What is asked
List every line below containing "được".

Records for this task
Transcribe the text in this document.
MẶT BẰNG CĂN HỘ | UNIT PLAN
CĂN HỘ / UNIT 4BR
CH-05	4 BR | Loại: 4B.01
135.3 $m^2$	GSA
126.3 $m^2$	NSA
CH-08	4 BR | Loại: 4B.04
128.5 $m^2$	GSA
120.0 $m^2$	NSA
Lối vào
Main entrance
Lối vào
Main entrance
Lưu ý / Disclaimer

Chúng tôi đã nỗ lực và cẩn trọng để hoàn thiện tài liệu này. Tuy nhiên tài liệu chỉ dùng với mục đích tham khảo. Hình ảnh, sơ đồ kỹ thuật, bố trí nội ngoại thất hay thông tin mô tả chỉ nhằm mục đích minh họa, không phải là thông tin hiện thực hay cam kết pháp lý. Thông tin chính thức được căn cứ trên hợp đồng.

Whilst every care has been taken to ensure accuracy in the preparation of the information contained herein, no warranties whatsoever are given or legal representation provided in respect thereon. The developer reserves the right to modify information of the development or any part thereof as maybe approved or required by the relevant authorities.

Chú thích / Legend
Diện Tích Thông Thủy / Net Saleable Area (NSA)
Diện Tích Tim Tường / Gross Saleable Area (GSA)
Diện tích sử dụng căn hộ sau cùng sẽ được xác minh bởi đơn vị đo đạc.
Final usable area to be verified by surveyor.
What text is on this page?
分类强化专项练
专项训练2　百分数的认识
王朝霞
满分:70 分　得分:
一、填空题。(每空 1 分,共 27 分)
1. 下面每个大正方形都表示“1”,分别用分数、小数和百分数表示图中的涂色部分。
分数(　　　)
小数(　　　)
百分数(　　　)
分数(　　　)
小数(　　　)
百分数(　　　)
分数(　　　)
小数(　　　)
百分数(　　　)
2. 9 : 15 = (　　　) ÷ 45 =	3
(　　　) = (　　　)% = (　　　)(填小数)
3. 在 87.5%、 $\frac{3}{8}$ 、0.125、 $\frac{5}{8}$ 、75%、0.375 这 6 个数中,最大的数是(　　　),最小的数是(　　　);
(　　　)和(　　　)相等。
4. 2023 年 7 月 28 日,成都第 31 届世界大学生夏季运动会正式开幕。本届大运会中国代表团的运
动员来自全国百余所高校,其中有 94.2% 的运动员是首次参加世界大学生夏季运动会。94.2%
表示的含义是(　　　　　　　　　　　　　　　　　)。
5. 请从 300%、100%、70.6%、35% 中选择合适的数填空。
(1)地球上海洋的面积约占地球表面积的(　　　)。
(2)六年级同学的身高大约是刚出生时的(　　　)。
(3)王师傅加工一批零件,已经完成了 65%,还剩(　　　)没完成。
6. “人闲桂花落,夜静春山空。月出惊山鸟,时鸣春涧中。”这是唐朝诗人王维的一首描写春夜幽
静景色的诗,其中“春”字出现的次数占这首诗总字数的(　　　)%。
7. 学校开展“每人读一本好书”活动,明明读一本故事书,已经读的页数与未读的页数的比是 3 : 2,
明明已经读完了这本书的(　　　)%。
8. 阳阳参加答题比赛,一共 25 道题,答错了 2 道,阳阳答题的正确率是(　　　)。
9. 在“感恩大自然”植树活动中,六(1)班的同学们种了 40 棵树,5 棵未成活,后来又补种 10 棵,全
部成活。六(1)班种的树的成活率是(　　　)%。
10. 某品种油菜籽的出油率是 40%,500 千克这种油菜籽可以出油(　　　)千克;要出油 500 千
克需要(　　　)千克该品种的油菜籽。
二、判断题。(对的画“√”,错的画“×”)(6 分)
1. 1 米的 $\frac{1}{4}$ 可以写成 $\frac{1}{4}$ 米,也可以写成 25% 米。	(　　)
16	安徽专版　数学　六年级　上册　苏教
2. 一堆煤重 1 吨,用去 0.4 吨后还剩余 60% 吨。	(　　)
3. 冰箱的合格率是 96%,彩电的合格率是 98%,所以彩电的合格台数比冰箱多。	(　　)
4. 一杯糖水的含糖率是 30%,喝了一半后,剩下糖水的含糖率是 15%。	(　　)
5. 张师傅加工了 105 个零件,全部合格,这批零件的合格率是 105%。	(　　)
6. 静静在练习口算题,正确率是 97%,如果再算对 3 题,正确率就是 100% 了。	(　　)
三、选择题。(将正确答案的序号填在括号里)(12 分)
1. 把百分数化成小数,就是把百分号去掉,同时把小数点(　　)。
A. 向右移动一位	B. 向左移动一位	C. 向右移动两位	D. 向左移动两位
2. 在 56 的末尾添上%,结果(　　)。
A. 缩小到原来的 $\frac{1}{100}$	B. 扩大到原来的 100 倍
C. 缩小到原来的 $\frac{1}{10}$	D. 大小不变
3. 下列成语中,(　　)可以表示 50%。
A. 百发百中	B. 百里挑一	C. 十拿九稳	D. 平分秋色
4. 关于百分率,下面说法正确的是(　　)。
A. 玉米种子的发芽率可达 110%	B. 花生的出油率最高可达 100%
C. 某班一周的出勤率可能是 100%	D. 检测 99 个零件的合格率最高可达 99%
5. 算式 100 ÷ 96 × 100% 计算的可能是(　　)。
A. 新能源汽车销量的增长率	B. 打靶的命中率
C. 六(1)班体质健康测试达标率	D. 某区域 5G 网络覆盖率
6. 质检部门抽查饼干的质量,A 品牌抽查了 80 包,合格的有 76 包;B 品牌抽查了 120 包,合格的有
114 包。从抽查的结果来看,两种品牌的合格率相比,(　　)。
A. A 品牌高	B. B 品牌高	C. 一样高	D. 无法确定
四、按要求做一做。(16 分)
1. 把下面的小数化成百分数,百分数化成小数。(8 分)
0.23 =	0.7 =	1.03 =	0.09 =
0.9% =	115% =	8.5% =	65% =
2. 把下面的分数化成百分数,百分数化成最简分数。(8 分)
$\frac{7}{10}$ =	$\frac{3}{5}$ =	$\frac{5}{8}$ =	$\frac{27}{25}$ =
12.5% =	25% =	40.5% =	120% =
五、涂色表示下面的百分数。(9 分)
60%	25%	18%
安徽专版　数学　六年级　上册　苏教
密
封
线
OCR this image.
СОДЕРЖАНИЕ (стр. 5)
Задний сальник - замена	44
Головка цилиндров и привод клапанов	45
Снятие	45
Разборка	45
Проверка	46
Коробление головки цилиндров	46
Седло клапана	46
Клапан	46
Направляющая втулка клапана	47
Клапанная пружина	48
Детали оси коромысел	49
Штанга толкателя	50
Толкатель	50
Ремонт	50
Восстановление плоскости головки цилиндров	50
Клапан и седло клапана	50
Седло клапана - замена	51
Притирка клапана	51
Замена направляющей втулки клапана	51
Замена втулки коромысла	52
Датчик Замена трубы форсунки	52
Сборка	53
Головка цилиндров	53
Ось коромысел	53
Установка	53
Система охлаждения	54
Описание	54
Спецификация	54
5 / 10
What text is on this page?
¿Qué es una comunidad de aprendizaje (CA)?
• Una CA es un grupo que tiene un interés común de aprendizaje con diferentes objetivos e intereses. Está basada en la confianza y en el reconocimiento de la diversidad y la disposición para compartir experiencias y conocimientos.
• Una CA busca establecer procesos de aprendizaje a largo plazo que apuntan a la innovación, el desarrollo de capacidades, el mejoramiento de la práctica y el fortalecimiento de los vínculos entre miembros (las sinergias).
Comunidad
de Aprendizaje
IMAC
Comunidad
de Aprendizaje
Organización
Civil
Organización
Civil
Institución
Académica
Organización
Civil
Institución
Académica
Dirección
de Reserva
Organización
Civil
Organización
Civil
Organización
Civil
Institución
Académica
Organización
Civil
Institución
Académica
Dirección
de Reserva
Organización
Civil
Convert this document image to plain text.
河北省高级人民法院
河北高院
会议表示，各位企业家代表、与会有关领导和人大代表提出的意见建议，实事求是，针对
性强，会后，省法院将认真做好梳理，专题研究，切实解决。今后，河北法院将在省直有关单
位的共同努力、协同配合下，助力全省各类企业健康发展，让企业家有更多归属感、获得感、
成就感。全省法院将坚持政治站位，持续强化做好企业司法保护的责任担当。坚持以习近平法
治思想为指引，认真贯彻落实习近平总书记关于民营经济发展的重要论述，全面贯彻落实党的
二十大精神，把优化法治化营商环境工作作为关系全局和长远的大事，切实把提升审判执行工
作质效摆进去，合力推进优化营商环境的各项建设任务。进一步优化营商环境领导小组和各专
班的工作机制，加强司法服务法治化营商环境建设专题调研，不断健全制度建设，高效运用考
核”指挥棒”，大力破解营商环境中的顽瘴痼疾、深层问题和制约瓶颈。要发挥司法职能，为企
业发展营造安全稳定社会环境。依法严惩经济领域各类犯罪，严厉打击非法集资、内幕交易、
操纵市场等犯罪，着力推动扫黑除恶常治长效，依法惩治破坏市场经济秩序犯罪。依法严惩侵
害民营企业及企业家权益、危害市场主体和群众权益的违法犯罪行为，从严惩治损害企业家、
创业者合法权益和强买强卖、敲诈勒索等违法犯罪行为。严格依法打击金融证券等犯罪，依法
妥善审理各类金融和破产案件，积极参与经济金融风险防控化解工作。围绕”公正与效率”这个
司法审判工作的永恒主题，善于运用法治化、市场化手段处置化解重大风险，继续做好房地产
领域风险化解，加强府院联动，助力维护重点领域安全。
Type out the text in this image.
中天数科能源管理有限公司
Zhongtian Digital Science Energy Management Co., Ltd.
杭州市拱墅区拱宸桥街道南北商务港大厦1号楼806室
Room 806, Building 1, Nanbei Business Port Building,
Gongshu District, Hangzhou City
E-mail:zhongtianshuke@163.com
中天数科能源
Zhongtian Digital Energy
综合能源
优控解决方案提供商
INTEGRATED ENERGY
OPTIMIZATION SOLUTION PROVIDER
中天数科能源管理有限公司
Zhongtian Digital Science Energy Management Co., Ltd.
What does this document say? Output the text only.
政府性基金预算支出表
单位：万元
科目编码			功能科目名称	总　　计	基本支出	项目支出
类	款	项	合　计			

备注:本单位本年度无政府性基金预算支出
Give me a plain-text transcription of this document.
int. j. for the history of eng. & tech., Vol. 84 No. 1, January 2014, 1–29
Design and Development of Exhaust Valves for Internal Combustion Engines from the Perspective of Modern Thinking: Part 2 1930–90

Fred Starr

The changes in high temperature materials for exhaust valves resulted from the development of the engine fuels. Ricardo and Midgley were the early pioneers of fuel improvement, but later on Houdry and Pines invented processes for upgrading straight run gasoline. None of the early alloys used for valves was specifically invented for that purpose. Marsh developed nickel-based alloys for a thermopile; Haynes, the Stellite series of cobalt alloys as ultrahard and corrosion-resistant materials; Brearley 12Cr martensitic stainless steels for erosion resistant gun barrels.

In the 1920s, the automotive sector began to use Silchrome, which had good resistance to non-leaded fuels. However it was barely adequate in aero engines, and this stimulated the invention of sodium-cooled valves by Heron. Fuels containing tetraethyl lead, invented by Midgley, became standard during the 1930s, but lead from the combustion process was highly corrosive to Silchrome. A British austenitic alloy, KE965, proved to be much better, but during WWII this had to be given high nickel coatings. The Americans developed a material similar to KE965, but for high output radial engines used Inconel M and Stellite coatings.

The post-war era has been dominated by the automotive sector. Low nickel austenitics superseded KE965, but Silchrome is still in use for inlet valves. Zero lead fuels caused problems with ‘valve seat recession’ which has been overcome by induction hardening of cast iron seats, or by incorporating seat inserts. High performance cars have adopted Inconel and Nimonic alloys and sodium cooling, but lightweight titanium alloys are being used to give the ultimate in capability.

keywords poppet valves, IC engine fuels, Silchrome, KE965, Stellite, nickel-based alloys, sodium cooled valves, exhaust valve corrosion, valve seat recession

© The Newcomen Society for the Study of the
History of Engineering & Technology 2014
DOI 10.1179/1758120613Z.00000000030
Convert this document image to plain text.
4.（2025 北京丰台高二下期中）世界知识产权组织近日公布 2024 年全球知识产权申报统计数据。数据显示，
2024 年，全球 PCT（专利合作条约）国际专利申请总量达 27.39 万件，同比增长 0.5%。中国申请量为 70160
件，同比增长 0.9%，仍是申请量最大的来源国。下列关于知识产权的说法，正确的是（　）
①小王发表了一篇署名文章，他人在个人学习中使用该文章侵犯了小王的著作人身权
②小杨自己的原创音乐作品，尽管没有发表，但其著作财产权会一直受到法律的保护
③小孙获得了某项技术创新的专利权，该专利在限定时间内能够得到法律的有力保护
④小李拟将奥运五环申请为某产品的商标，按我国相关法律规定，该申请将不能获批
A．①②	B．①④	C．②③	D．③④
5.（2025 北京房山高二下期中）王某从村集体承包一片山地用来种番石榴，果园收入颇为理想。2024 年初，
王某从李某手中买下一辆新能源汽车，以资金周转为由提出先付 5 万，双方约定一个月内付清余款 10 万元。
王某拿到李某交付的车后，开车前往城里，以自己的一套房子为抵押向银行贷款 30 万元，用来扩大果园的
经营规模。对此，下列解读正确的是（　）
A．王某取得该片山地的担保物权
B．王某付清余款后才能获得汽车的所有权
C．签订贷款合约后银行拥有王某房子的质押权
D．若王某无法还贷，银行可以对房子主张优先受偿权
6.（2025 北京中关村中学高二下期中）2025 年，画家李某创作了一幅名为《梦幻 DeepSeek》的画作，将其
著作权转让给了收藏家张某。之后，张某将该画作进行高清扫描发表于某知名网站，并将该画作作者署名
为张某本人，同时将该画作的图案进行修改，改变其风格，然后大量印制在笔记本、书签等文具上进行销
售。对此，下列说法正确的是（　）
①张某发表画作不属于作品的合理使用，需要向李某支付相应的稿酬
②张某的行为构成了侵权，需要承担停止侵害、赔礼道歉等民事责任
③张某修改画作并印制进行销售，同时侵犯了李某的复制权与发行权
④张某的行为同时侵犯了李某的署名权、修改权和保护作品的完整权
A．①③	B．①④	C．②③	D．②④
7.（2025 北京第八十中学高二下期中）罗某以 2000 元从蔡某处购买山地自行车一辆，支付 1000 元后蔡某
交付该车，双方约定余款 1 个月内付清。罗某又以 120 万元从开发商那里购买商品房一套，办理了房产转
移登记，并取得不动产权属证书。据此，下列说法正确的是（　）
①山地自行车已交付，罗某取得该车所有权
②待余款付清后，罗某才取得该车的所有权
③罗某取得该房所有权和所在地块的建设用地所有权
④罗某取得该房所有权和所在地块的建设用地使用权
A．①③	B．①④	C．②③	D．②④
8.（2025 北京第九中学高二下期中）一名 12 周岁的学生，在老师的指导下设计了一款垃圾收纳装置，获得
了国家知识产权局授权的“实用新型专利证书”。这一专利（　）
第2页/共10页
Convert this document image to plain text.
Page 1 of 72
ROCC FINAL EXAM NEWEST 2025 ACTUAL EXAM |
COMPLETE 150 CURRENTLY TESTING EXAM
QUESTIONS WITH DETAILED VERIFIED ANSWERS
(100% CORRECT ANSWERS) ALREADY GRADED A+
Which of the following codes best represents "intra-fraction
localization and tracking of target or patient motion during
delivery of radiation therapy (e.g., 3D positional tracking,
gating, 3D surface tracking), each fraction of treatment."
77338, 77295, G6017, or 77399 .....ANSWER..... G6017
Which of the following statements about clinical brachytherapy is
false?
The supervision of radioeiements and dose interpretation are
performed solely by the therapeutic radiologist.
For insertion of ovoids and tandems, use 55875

Response for this exercise
Chúng tôi đã nỗ lực và cẩn trọng để hoàn thiện tài liệu này. Tuy nhiên tài liệu chỉ dùng với mục đích tham khảo. Hình ảnh, sơ đồ kỹ thuật, bố trí nội ngoại thất hay thông tin mô tả chỉ nhằm mục đích minh họa, không phải là thông tin hiện thực hay cam kết pháp lý. Thông tin chính thức được căn cứ trên hợp đồng.
Diện tích sử dụng căn hộ sau cùng sẽ được xác minh bởi đơn vị đo đạc.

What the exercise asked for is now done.